=== Written task ===
The records underneath are to be repeated exactly, with the pictures left out.

=== Entries ===
>> start
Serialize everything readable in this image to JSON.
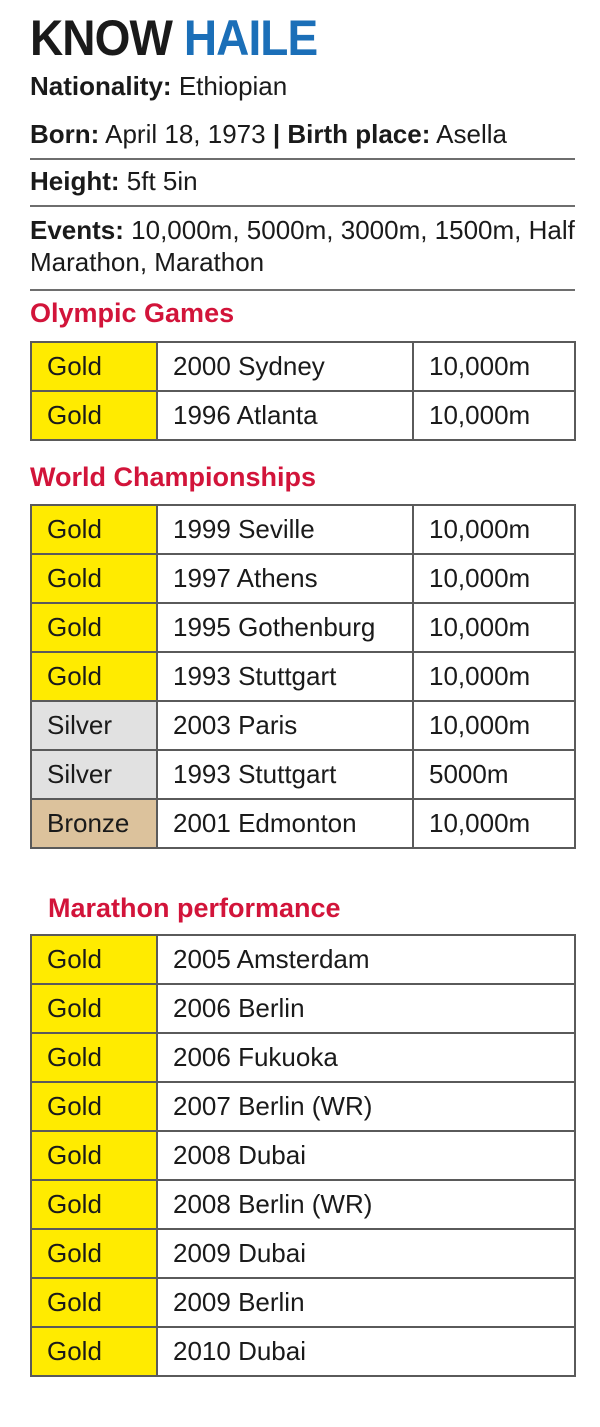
{
  "header": {
    "title_part1": "KNOW",
    "title_part2": "HAILE"
  },
  "profile": {
    "nationality_label": "Nationality:",
    "nationality_value": "Ethiopian",
    "born_label": "Born:",
    "born_value": "April 18, 1973",
    "separator": "|",
    "birthplace_label": "Birth place:",
    "birthplace_value": "Asella",
    "height_label": "Height:",
    "height_value": "5ft 5in",
    "events_label": "Events:",
    "events_value": "10,000m, 5000m, 3000m, 1500m, Half Marathon, Marathon"
  },
  "olympic": {
    "heading": "Olympic Games",
    "rows": [
      {
        "medal": "Gold",
        "venue": "2000 Sydney",
        "event": "10,000m",
        "tier": "gold"
      },
      {
        "medal": "Gold",
        "venue": "1996 Atlanta",
        "event": "10,000m",
        "tier": "gold"
      }
    ]
  },
  "world": {
    "heading": "World Championships",
    "rows": [
      {
        "medal": "Gold",
        "venue": "1999 Seville",
        "event": "10,000m",
        "tier": "gold"
      },
      {
        "medal": "Gold",
        "venue": "1997 Athens",
        "event": "10,000m",
        "tier": "gold"
      },
      {
        "medal": "Gold",
        "venue": "1995 Gothenburg",
        "event": "10,000m",
        "tier": "gold"
      },
      {
        "medal": "Gold",
        "venue": "1993 Stuttgart",
        "event": "10,000m",
        "tier": "gold"
      },
      {
        "medal": "Silver",
        "venue": "2003 Paris",
        "event": "10,000m",
        "tier": "silver"
      },
      {
        "medal": "Silver",
        "venue": "1993 Stuttgart",
        "event": "5000m",
        "tier": "silver"
      },
      {
        "medal": "Bronze",
        "venue": "2001 Edmonton",
        "event": "10,000m",
        "tier": "bronze"
      }
    ]
  },
  "marathon": {
    "heading": "Marathon performance",
    "rows": [
      {
        "medal": "Gold",
        "venue": "2005 Amsterdam",
        "tier": "gold"
      },
      {
        "medal": "Gold",
        "venue": "2006 Berlin",
        "tier": "gold"
      },
      {
        "medal": "Gold",
        "venue": "2006 Fukuoka",
        "tier": "gold"
      },
      {
        "medal": "Gold",
        "venue": "2007 Berlin (WR)",
        "tier": "gold"
      },
      {
        "medal": "Gold",
        "venue": "2008 Dubai",
        "tier": "gold"
      },
      {
        "medal": "Gold",
        "venue": "2008 Berlin (WR)",
        "tier": "gold"
      },
      {
        "medal": "Gold",
        "venue": "2009 Dubai",
        "tier": "gold"
      },
      {
        "medal": "Gold",
        "venue": "2009 Berlin",
        "tier": "gold"
      },
      {
        "medal": "Gold",
        "venue": "2010 Dubai",
        "tier": "gold"
      }
    ]
  },
  "colors": {
    "title_accent": "#1b6fb8",
    "section_heading": "#d2143a",
    "gold": "#ffeb00",
    "silver": "#e1e1e1",
    "bronze": "#dcc29c"
  }
}
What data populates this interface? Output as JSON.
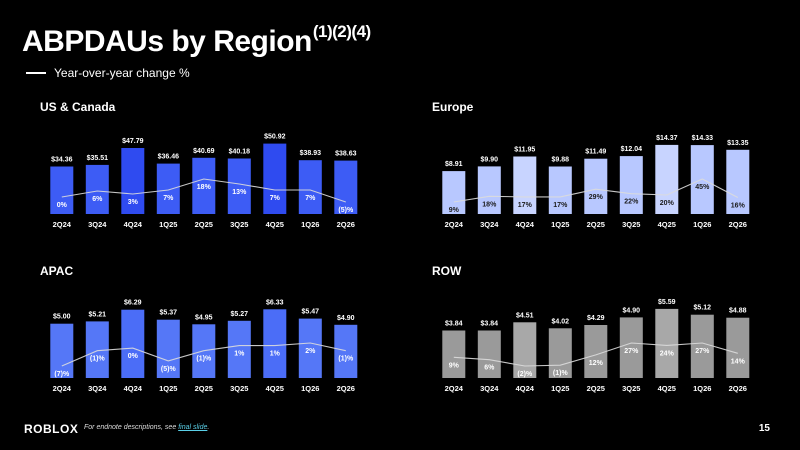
{
  "title": "ABPDAUs by Region",
  "title_notes": "(1)(2)(4)",
  "legend": {
    "line_label": "Year-over-year change %"
  },
  "footer": {
    "logo": "ROBLOX",
    "note_prefix": "For endnote descriptions, see",
    "note_link": "final slide",
    "note_suffix": ".",
    "page": "15"
  },
  "chart_data": [
    {
      "type": "bar",
      "title": "US & Canada",
      "categories": [
        "2Q24",
        "3Q24",
        "4Q24",
        "1Q25",
        "2Q25",
        "3Q25",
        "4Q25",
        "1Q26",
        "2Q26"
      ],
      "values": [
        34.36,
        35.51,
        47.79,
        36.46,
        40.69,
        40.18,
        50.92,
        38.93,
        38.63
      ],
      "value_labels": [
        "$34.36",
        "$35.51",
        "$47.79",
        "$36.46",
        "$40.69",
        "$40.18",
        "$50.92",
        "$38.93",
        "$38.63"
      ],
      "yoy_values": [
        0,
        6,
        3,
        7,
        18,
        13,
        7,
        7,
        -5
      ],
      "yoy_labels": [
        "0%",
        "6%",
        "3%",
        "7%",
        "18%",
        "13%",
        "7%",
        "7%",
        "(5)%"
      ],
      "ylim": [
        0,
        55
      ],
      "bar_color": "#3d5cf5",
      "highlight_color": "#2f4bf0"
    },
    {
      "type": "bar",
      "title": "Europe",
      "categories": [
        "2Q24",
        "3Q24",
        "4Q24",
        "1Q25",
        "2Q25",
        "3Q25",
        "4Q25",
        "1Q26",
        "2Q26"
      ],
      "values": [
        8.91,
        9.9,
        11.95,
        9.88,
        11.49,
        12.04,
        14.37,
        14.33,
        13.35
      ],
      "value_labels": [
        "$8.91",
        "$9.90",
        "$11.95",
        "$9.88",
        "$11.49",
        "$12.04",
        "$14.37",
        "$14.33",
        "$13.35"
      ],
      "yoy_values": [
        9,
        18,
        17,
        17,
        29,
        22,
        20,
        45,
        16
      ],
      "yoy_labels": [
        "9%",
        "18%",
        "17%",
        "17%",
        "29%",
        "22%",
        "20%",
        "45%",
        "16%"
      ],
      "ylim": [
        0,
        15.8
      ],
      "bar_color": "#b8c8ff",
      "highlight_color": "#c8d4ff"
    },
    {
      "type": "bar",
      "title": "APAC",
      "categories": [
        "2Q24",
        "3Q24",
        "4Q24",
        "1Q25",
        "2Q25",
        "3Q25",
        "4Q25",
        "1Q26",
        "2Q26"
      ],
      "values": [
        5.0,
        5.21,
        6.29,
        5.37,
        4.95,
        5.27,
        6.33,
        5.47,
        4.9
      ],
      "value_labels": [
        "$5.00",
        "$5.21",
        "$6.29",
        "$5.37",
        "$4.95",
        "$5.27",
        "$6.33",
        "$5.47",
        "$4.90"
      ],
      "yoy_values": [
        -7,
        -1,
        0,
        -5,
        -1,
        1,
        1,
        2,
        -1
      ],
      "yoy_labels": [
        "(7)%",
        "(1)%",
        "0%",
        "(5)%",
        "(1)%",
        "1%",
        "1%",
        "2%",
        "(1)%"
      ],
      "ylim": [
        0,
        7
      ],
      "bar_color": "#5577f7",
      "highlight_color": "#4b6df7"
    },
    {
      "type": "bar",
      "title": "ROW",
      "categories": [
        "2Q24",
        "3Q24",
        "4Q24",
        "1Q25",
        "2Q25",
        "3Q25",
        "4Q25",
        "1Q26",
        "2Q26"
      ],
      "values": [
        3.84,
        3.84,
        4.51,
        4.02,
        4.29,
        4.9,
        5.59,
        5.12,
        4.88
      ],
      "value_labels": [
        "$3.84",
        "$3.84",
        "$4.51",
        "$4.02",
        "$4.29",
        "$4.90",
        "$5.59",
        "$5.12",
        "$4.88"
      ],
      "yoy_values": [
        9,
        6,
        -2,
        -1,
        12,
        27,
        24,
        27,
        14
      ],
      "yoy_labels": [
        "9%",
        "6%",
        "(2)%",
        "(1)%",
        "12%",
        "27%",
        "24%",
        "27%",
        "14%"
      ],
      "ylim": [
        0,
        6.15
      ],
      "bar_color": "#9a9a9a",
      "highlight_color": "#a8a8a8"
    }
  ]
}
>> end
=== Solved exercise ===
Serialize everything readable in this image to JSON.
{
  "header": {
    "title_part1": "KNOW",
    "title_part2": "HAILE"
  },
  "profile": {
    "nationality_label": "Nationality:",
    "nationality_value": "Ethiopian",
    "born_label": "Born:",
    "born_value": "April 18, 1973",
    "separator": "|",
    "birthplace_label": "Birth place:",
    "birthplace_value": "Asella",
    "height_label": "Height:",
    "height_value": "5ft 5in",
    "events_label": "Events:",
    "events_value": "10,000m, 5000m, 3000m, 1500m, Half Marathon, Marathon"
  },
  "olympic": {
    "heading": "Olympic Games",
    "rows": [
      {
        "medal": "Gold",
        "venue": "2000 Sydney",
        "event": "10,000m",
        "tier": "gold"
      },
      {
        "medal": "Gold",
        "venue": "1996 Atlanta",
        "event": "10,000m",
        "tier": "gold"
      }
    ]
  },
  "world": {
    "heading": "World Championships",
    "rows": [
      {
        "medal": "Gold",
        "venue": "1999 Seville",
        "event": "10,000m",
        "tier": "gold"
      },
      {
        "medal": "Gold",
        "venue": "1997 Athens",
        "event": "10,000m",
        "tier": "gold"
      },
      {
        "medal": "Gold",
        "venue": "1995 Gothenburg",
        "event": "10,000m",
        "tier": "gold"
      },
      {
        "medal": "Gold",
        "venue": "1993 Stuttgart",
        "event": "10,000m",
        "tier": "gold"
      },
      {
        "medal": "Silver",
        "venue": "2003 Paris",
        "event": "10,000m",
        "tier": "silver"
      },
      {
        "medal": "Silver",
        "venue": "1993 Stuttgart",
        "event": "5000m",
        "tier": "silver"
      },
      {
        "medal": "Bronze",
        "venue": "2001 Edmonton",
        "event": "10,000m",
        "tier": "bronze"
      }
    ]
  },
  "marathon": {
    "heading": "Marathon performance",
    "rows": [
      {
        "medal": "Gold",
        "venue": "2005 Amsterdam",
        "tier": "gold"
      },
      {
        "medal": "Gold",
        "venue": "2006 Berlin",
        "tier": "gold"
      },
      {
        "medal": "Gold",
        "venue": "2006 Fukuoka",
        "tier": "gold"
      },
      {
        "medal": "Gold",
        "venue": "2007 Berlin (WR)",
        "tier": "gold"
      },
      {
        "medal": "Gold",
        "venue": "2008 Dubai",
        "tier": "gold"
      },
      {
        "medal": "Gold",
        "venue": "2008 Berlin (WR)",
        "tier": "gold"
      },
      {
        "medal": "Gold",
        "venue": "2009 Dubai",
        "tier": "gold"
      },
      {
        "medal": "Gold",
        "venue": "2009 Berlin",
        "tier": "gold"
      },
      {
        "medal": "Gold",
        "venue": "2010 Dubai",
        "tier": "gold"
      }
    ]
  },
  "colors": {
    "title_accent": "#1b6fb8",
    "section_heading": "#d2143a",
    "gold": "#ffeb00",
    "silver": "#e1e1e1",
    "bronze": "#dcc29c"
  }
}
What data populates this interface? Output as JSON.
{
  "title": "ABPDAUs by Region",
  "title_notes": "(1)(2)(4)",
  "legend": {
    "line_label": "Year-over-year change %"
  },
  "footer": {
    "logo": "ROBLOX",
    "note_prefix": "For endnote descriptions, see",
    "note_link": "final slide",
    "note_suffix": ".",
    "page": "15"
  },
  "chart_data": [
    {
      "type": "bar",
      "title": "US & Canada",
      "categories": [
        "2Q24",
        "3Q24",
        "4Q24",
        "1Q25",
        "2Q25",
        "3Q25",
        "4Q25",
        "1Q26",
        "2Q26"
      ],
      "values": [
        34.36,
        35.51,
        47.79,
        36.46,
        40.69,
        40.18,
        50.92,
        38.93,
        38.63
      ],
      "value_labels": [
        "$34.36",
        "$35.51",
        "$47.79",
        "$36.46",
        "$40.69",
        "$40.18",
        "$50.92",
        "$38.93",
        "$38.63"
      ],
      "yoy_values": [
        0,
        6,
        3,
        7,
        18,
        13,
        7,
        7,
        -5
      ],
      "yoy_labels": [
        "0%",
        "6%",
        "3%",
        "7%",
        "18%",
        "13%",
        "7%",
        "7%",
        "(5)%"
      ],
      "ylim": [
        0,
        55
      ],
      "bar_color": "#3d5cf5",
      "highlight_color": "#2f4bf0"
    },
    {
      "type": "bar",
      "title": "Europe",
      "categories": [
        "2Q24",
        "3Q24",
        "4Q24",
        "1Q25",
        "2Q25",
        "3Q25",
        "4Q25",
        "1Q26",
        "2Q26"
      ],
      "values": [
        8.91,
        9.9,
        11.95,
        9.88,
        11.49,
        12.04,
        14.37,
        14.33,
        13.35
      ],
      "value_labels": [
        "$8.91",
        "$9.90",
        "$11.95",
        "$9.88",
        "$11.49",
        "$12.04",
        "$14.37",
        "$14.33",
        "$13.35"
      ],
      "yoy_values": [
        9,
        18,
        17,
        17,
        29,
        22,
        20,
        45,
        16
      ],
      "yoy_labels": [
        "9%",
        "18%",
        "17%",
        "17%",
        "29%",
        "22%",
        "20%",
        "45%",
        "16%"
      ],
      "ylim": [
        0,
        15.8
      ],
      "bar_color": "#b8c8ff",
      "highlight_color": "#c8d4ff"
    },
    {
      "type": "bar",
      "title": "APAC",
      "categories": [
        "2Q24",
        "3Q24",
        "4Q24",
        "1Q25",
        "2Q25",
        "3Q25",
        "4Q25",
        "1Q26",
        "2Q26"
      ],
      "values": [
        5.0,
        5.21,
        6.29,
        5.37,
        4.95,
        5.27,
        6.33,
        5.47,
        4.9
      ],
      "value_labels": [
        "$5.00",
        "$5.21",
        "$6.29",
        "$5.37",
        "$4.95",
        "$5.27",
        "$6.33",
        "$5.47",
        "$4.90"
      ],
      "yoy_values": [
        -7,
        -1,
        0,
        -5,
        -1,
        1,
        1,
        2,
        -1
      ],
      "yoy_labels": [
        "(7)%",
        "(1)%",
        "0%",
        "(5)%",
        "(1)%",
        "1%",
        "1%",
        "2%",
        "(1)%"
      ],
      "ylim": [
        0,
        7
      ],
      "bar_color": "#5577f7",
      "highlight_color": "#4b6df7"
    },
    {
      "type": "bar",
      "title": "ROW",
      "categories": [
        "2Q24",
        "3Q24",
        "4Q24",
        "1Q25",
        "2Q25",
        "3Q25",
        "4Q25",
        "1Q26",
        "2Q26"
      ],
      "values": [
        3.84,
        3.84,
        4.51,
        4.02,
        4.29,
        4.9,
        5.59,
        5.12,
        4.88
      ],
      "value_labels": [
        "$3.84",
        "$3.84",
        "$4.51",
        "$4.02",
        "$4.29",
        "$4.90",
        "$5.59",
        "$5.12",
        "$4.88"
      ],
      "yoy_values": [
        9,
        6,
        -2,
        -1,
        12,
        27,
        24,
        27,
        14
      ],
      "yoy_labels": [
        "9%",
        "6%",
        "(2)%",
        "(1)%",
        "12%",
        "27%",
        "24%",
        "27%",
        "14%"
      ],
      "ylim": [
        0,
        6.15
      ],
      "bar_color": "#9a9a9a",
      "highlight_color": "#a8a8a8"
    }
  ]
}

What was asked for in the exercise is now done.